__EXERCISE REQUIREMENTS__: Where does "Ingredients" appear in the data? Return each line that holds it.
***** AVAILABLE RECORDS *****
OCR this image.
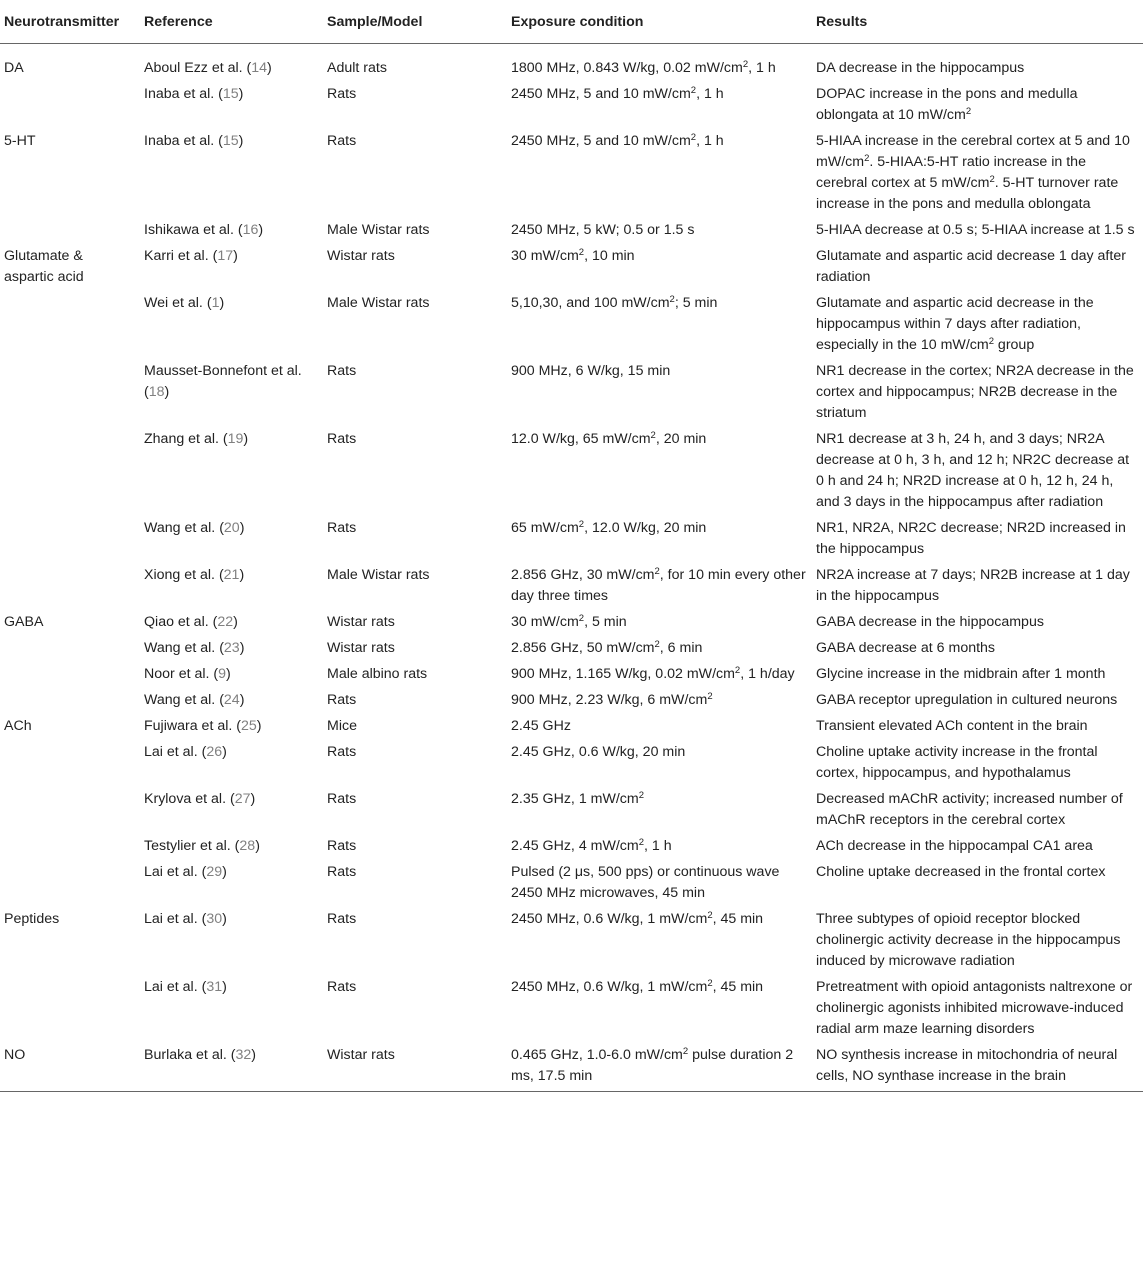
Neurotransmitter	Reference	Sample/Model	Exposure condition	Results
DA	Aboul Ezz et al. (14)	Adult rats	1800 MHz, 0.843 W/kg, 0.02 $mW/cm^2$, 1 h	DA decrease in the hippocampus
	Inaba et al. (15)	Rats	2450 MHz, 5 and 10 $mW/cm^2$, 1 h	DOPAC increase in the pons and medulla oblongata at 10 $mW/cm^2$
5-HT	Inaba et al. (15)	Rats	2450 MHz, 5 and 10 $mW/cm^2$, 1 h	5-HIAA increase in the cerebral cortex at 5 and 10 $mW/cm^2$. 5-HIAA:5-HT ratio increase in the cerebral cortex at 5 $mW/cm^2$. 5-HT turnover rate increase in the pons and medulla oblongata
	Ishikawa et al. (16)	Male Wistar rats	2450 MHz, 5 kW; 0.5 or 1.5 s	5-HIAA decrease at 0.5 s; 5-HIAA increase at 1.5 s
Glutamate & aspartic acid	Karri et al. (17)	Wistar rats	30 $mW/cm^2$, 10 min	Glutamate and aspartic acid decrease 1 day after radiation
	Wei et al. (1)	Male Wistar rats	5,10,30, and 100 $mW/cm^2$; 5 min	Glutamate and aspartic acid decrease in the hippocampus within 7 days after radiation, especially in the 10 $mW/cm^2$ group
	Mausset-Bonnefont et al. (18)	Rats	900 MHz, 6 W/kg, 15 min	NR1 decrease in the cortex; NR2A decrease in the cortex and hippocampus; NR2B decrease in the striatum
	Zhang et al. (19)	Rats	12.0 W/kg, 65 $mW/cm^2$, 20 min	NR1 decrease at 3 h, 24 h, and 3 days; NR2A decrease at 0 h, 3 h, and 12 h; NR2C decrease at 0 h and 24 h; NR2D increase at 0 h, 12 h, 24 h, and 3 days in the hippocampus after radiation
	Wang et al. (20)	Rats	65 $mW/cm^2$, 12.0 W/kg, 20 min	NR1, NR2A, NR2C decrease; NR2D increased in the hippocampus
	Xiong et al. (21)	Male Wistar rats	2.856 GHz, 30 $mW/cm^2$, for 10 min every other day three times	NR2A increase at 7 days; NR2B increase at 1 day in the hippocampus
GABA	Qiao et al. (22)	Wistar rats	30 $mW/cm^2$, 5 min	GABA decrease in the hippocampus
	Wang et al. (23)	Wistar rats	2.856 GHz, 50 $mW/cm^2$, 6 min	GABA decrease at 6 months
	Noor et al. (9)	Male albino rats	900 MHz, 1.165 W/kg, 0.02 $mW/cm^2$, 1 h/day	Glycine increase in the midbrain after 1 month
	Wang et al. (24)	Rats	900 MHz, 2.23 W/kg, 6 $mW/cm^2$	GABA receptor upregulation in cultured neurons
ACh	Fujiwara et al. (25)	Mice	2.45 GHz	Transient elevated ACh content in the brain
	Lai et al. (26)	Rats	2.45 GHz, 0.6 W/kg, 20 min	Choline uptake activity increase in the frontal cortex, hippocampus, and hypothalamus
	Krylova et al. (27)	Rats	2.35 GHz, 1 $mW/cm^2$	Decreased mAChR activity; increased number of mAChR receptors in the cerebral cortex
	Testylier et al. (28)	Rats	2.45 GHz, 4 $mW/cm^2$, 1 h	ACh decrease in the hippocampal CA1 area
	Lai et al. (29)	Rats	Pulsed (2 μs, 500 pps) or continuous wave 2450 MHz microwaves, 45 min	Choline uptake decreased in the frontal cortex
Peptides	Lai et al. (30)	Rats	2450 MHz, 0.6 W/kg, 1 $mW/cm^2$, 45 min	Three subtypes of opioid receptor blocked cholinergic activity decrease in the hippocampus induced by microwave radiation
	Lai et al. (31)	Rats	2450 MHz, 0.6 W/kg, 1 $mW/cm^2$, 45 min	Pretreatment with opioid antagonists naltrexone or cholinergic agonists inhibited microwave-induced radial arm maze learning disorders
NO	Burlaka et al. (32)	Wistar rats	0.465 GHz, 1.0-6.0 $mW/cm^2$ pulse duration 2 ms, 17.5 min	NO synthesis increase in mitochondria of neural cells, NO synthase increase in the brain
*****
***** AVAILABLE RECORDS *****
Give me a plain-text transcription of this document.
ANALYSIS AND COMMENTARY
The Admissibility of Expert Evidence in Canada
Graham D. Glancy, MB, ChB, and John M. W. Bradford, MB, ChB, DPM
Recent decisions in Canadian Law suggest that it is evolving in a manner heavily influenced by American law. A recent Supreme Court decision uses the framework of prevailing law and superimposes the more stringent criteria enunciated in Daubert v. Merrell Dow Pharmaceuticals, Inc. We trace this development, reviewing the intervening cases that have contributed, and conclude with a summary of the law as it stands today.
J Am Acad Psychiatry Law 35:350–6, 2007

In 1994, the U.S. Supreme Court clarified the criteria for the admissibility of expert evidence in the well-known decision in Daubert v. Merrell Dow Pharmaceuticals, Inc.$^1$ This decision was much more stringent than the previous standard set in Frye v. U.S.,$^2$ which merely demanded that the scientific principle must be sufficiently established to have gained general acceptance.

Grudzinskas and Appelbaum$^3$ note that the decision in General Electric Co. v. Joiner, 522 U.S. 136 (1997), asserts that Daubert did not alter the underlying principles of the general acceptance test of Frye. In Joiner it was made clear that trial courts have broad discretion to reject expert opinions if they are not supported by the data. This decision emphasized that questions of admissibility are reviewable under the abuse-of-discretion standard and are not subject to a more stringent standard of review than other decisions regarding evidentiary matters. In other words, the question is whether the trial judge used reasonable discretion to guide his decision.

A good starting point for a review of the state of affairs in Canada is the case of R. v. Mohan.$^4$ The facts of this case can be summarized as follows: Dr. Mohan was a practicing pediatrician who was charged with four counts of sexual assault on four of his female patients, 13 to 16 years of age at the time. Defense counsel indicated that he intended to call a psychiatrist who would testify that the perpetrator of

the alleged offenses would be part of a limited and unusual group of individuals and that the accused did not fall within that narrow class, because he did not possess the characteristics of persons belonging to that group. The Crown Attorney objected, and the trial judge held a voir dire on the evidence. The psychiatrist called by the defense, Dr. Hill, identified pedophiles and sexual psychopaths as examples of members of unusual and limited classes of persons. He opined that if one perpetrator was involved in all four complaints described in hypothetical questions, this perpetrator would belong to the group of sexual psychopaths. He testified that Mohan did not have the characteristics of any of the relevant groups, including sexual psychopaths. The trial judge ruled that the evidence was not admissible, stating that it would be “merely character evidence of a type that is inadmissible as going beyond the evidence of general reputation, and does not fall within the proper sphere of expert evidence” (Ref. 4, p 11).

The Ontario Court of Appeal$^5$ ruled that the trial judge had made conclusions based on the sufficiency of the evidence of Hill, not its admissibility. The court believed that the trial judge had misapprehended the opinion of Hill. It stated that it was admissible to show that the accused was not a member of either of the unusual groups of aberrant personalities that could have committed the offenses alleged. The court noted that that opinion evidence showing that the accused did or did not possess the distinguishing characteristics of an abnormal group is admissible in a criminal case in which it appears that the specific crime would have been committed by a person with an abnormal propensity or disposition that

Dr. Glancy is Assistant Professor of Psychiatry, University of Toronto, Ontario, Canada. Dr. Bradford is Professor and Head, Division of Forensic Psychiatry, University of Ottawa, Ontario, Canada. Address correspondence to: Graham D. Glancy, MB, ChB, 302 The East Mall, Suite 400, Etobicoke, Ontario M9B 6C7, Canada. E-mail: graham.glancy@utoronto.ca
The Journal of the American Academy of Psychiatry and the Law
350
*****
***** AVAILABLE RECORDS *****
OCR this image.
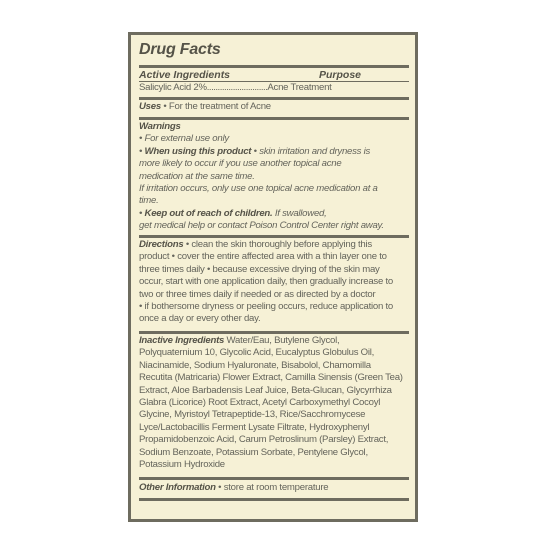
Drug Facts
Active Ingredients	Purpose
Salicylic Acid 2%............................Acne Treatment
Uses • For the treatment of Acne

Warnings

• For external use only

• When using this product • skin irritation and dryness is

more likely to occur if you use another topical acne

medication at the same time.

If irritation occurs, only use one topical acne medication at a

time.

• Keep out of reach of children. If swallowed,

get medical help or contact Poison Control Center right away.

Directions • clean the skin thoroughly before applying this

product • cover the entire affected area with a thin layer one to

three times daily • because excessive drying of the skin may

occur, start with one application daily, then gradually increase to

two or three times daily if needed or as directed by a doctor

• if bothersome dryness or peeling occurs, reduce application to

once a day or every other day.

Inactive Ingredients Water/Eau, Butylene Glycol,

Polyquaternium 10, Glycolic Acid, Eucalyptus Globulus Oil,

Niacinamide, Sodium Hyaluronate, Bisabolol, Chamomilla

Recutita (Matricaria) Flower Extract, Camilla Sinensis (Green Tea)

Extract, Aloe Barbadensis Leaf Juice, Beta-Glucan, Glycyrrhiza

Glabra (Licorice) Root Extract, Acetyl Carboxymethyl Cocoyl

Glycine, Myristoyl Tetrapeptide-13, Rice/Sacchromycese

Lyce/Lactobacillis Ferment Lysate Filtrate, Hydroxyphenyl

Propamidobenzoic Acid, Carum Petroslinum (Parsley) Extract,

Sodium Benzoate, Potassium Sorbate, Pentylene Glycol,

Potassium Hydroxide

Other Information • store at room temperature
*****
__SOLVED EXERCISE__:
Active Ingredients	Purpose
Inactive Ingredients Water/Eau, Butylene Glycol,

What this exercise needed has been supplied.